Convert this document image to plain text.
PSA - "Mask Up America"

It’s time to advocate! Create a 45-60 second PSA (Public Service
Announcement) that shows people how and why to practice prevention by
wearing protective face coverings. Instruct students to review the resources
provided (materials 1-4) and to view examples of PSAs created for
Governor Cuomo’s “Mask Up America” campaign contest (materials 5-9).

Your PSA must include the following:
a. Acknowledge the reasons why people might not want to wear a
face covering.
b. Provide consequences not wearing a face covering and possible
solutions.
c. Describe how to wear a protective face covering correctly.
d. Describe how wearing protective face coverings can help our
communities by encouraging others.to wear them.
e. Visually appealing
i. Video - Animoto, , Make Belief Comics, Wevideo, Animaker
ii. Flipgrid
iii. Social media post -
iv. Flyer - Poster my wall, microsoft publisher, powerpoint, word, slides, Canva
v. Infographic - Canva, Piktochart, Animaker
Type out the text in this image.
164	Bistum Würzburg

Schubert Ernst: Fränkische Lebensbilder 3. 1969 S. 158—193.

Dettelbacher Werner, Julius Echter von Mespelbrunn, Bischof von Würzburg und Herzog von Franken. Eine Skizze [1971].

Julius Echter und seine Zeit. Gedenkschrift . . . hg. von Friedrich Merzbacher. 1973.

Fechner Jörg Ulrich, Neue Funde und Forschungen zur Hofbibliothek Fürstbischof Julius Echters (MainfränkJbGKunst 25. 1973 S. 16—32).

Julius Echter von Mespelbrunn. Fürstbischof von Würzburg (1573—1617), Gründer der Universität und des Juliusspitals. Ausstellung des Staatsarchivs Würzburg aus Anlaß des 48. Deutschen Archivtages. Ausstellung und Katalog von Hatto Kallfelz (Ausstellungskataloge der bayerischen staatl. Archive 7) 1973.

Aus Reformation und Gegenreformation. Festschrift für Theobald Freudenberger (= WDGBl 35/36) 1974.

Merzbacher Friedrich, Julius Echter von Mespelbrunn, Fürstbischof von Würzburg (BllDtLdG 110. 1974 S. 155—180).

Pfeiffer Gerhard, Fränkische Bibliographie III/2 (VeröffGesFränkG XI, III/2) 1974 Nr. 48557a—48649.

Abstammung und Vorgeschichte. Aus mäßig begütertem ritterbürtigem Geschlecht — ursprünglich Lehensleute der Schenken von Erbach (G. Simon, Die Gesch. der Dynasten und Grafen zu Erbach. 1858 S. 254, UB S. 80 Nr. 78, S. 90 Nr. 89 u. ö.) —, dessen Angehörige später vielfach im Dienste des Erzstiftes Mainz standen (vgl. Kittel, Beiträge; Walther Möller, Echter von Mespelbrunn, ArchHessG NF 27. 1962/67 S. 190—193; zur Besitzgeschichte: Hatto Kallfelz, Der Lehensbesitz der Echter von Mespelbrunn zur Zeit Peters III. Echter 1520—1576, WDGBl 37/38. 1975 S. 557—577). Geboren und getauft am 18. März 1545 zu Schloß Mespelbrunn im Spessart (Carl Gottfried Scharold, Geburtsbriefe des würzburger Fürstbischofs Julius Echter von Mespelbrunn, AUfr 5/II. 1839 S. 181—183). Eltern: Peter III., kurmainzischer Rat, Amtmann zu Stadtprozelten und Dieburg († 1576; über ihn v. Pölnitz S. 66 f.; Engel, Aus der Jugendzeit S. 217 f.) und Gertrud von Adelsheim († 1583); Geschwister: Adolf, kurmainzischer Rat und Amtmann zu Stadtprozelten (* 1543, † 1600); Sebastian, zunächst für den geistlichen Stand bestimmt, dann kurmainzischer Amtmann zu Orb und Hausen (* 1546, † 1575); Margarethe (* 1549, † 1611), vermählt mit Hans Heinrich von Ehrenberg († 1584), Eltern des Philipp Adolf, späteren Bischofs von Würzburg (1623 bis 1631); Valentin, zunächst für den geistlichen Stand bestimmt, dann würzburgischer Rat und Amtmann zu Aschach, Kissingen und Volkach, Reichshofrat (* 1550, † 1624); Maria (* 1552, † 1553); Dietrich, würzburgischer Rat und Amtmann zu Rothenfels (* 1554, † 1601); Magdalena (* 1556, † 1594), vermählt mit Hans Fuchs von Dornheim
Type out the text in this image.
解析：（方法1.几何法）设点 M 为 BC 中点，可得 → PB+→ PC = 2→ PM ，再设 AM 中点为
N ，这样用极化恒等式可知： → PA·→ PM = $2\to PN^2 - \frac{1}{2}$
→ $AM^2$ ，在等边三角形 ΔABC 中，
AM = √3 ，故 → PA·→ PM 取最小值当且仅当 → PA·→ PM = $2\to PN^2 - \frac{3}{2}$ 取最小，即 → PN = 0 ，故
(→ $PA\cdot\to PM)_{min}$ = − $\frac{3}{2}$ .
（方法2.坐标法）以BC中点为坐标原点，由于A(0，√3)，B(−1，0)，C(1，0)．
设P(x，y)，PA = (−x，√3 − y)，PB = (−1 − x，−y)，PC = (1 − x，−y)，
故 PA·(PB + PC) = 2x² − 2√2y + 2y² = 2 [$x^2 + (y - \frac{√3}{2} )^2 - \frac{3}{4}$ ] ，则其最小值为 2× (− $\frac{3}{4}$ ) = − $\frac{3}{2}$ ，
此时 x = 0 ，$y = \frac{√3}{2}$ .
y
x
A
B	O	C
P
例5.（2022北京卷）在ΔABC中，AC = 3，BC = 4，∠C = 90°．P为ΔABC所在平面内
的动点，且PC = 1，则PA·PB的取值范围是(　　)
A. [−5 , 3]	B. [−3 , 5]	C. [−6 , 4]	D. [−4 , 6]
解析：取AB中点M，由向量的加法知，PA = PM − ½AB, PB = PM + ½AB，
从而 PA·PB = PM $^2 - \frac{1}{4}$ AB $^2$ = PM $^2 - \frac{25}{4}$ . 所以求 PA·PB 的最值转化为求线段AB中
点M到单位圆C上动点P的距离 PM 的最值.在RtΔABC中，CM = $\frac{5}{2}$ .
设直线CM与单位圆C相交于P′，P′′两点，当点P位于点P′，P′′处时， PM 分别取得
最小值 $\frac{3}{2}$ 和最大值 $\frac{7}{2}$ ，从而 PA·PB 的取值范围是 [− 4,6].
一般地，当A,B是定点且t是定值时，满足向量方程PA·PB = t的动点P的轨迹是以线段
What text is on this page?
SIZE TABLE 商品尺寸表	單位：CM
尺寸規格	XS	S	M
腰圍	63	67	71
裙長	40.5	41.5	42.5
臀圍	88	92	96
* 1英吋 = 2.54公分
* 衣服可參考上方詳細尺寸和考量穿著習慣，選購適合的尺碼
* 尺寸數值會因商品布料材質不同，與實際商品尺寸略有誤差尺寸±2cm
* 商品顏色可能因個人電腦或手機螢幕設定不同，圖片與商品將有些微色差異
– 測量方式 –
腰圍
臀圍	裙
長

________________

→ Problem statement: Retype all of the entries precisely as they are.

→ Solved exercise:
Convert this document image to plain text.
PSA - "Mask Up America"

It’s time to advocate! Create a 45-60 second PSA (Public Service
Announcement) that shows people how and why to practice prevention by
wearing protective face coverings. Instruct students to review the resources
provided (materials 1-4) and to view examples of PSAs created for
Governor Cuomo’s “Mask Up America” campaign contest (materials 5-9).

Your PSA must include the following:
a. Acknowledge the reasons why people might not want to wear a
face covering.
b. Provide consequences not wearing a face covering and possible
solutions.
c. Describe how to wear a protective face covering correctly.
d. Describe how wearing protective face coverings can help our
communities by encouraging others.to wear them.
e. Visually appealing
i. Video - Animoto, , Make Belief Comics, Wevideo, Animaker
ii. Flipgrid
iii. Social media post -
iv. Flyer - Poster my wall, microsoft publisher, powerpoint, word, slides, Canva
v. Infographic - Canva, Piktochart, Animaker
Type out the text in this image.
164	Bistum Würzburg

Schubert Ernst: Fränkische Lebensbilder 3. 1969 S. 158—193.

Dettelbacher Werner, Julius Echter von Mespelbrunn, Bischof von Würzburg und Herzog von Franken. Eine Skizze [1971].

Julius Echter und seine Zeit. Gedenkschrift . . . hg. von Friedrich Merzbacher. 1973.

Fechner Jörg Ulrich, Neue Funde und Forschungen zur Hofbibliothek Fürstbischof Julius Echters (MainfränkJbGKunst 25. 1973 S. 16—32).

Julius Echter von Mespelbrunn. Fürstbischof von Würzburg (1573—1617), Gründer der Universität und des Juliusspitals. Ausstellung des Staatsarchivs Würzburg aus Anlaß des 48. Deutschen Archivtages. Ausstellung und Katalog von Hatto Kallfelz (Ausstellungskataloge der bayerischen staatl. Archive 7) 1973.

Aus Reformation und Gegenreformation. Festschrift für Theobald Freudenberger (= WDGBl 35/36) 1974.

Merzbacher Friedrich, Julius Echter von Mespelbrunn, Fürstbischof von Würzburg (BllDtLdG 110. 1974 S. 155—180).

Pfeiffer Gerhard, Fränkische Bibliographie III/2 (VeröffGesFränkG XI, III/2) 1974 Nr. 48557a—48649.

Abstammung und Vorgeschichte. Aus mäßig begütertem ritterbürtigem Geschlecht — ursprünglich Lehensleute der Schenken von Erbach (G. Simon, Die Gesch. der Dynasten und Grafen zu Erbach. 1858 S. 254, UB S. 80 Nr. 78, S. 90 Nr. 89 u. ö.) —, dessen Angehörige später vielfach im Dienste des Erzstiftes Mainz standen (vgl. Kittel, Beiträge; Walther Möller, Echter von Mespelbrunn, ArchHessG NF 27. 1962/67 S. 190—193; zur Besitzgeschichte: Hatto Kallfelz, Der Lehensbesitz der Echter von Mespelbrunn zur Zeit Peters III. Echter 1520—1576, WDGBl 37/38. 1975 S. 557—577). Geboren und getauft am 18. März 1545 zu Schloß Mespelbrunn im Spessart (Carl Gottfried Scharold, Geburtsbriefe des würzburger Fürstbischofs Julius Echter von Mespelbrunn, AUfr 5/II. 1839 S. 181—183). Eltern: Peter III., kurmainzischer Rat, Amtmann zu Stadtprozelten und Dieburg († 1576; über ihn v. Pölnitz S. 66 f.; Engel, Aus der Jugendzeit S. 217 f.) und Gertrud von Adelsheim († 1583); Geschwister: Adolf, kurmainzischer Rat und Amtmann zu Stadtprozelten (* 1543, † 1600); Sebastian, zunächst für den geistlichen Stand bestimmt, dann kurmainzischer Amtmann zu Orb und Hausen (* 1546, † 1575); Margarethe (* 1549, † 1611), vermählt mit Hans Heinrich von Ehrenberg († 1584), Eltern des Philipp Adolf, späteren Bischofs von Würzburg (1623 bis 1631); Valentin, zunächst für den geistlichen Stand bestimmt, dann würzburgischer Rat und Amtmann zu Aschach, Kissingen und Volkach, Reichshofrat (* 1550, † 1624); Maria (* 1552, † 1553); Dietrich, würzburgischer Rat und Amtmann zu Rothenfels (* 1554, † 1601); Magdalena (* 1556, † 1594), vermählt mit Hans Fuchs von Dornheim
Type out the text in this image.
解析：（方法1.几何法）设点 M 为 BC 中点，可得 → PB+→ PC = 2→ PM ，再设 AM 中点为
N ，这样用极化恒等式可知： → PA·→ PM = $2\to PN^2 - \frac{1}{2}$
→ $AM^2$ ，在等边三角形 ΔABC 中，
AM = √3 ，故 → PA·→ PM 取最小值当且仅当 → PA·→ PM = $2\to PN^2 - \frac{3}{2}$ 取最小，即 → PN = 0 ，故
(→ $PA\cdot\to PM)_{min}$ = − $\frac{3}{2}$ .
（方法2.坐标法）以BC中点为坐标原点，由于A(0，√3)，B(−1，0)，C(1，0)．
设P(x，y)，PA = (−x，√3 − y)，PB = (−1 − x，−y)，PC = (1 − x，−y)，
故 PA·(PB + PC) = 2x² − 2√2y + 2y² = 2 [$x^2 + (y - \frac{√3}{2} )^2 - \frac{3}{4}$ ] ，则其最小值为 2× (− $\frac{3}{4}$ ) = − $\frac{3}{2}$ ，
此时 x = 0 ，$y = \frac{√3}{2}$ .
y
x
A
B	O	C
P
例5.（2022北京卷）在ΔABC中，AC = 3，BC = 4，∠C = 90°．P为ΔABC所在平面内
的动点，且PC = 1，则PA·PB的取值范围是(　　)
A. [−5 , 3]	B. [−3 , 5]	C. [−6 , 4]	D. [−4 , 6]
解析：取AB中点M，由向量的加法知，PA = PM − ½AB, PB = PM + ½AB，
从而 PA·PB = PM $^2 - \frac{1}{4}$ AB $^2$ = PM $^2 - \frac{25}{4}$ . 所以求 PA·PB 的最值转化为求线段AB中
点M到单位圆C上动点P的距离 PM 的最值.在RtΔABC中，CM = $\frac{5}{2}$ .
设直线CM与单位圆C相交于P′，P′′两点，当点P位于点P′，P′′处时， PM 分别取得
最小值 $\frac{3}{2}$ 和最大值 $\frac{7}{2}$ ，从而 PA·PB 的取值范围是 [− 4,6].
一般地，当A,B是定点且t是定值时，满足向量方程PA·PB = t的动点P的轨迹是以线段
What text is on this page?
SIZE TABLE 商品尺寸表	單位：CM
尺寸規格	XS	S	M
腰圍	63	67	71
裙長	40.5	41.5	42.5
臀圍	88	92	96
* 1英吋 = 2.54公分
* 衣服可參考上方詳細尺寸和考量穿著習慣，選購適合的尺碼
* 尺寸數值會因商品布料材質不同，與實際商品尺寸略有誤差尺寸±2cm
* 商品顏色可能因個人電腦或手機螢幕設定不同，圖片與商品將有些微色差異
– 測量方式 –
腰圍
臀圍	裙
長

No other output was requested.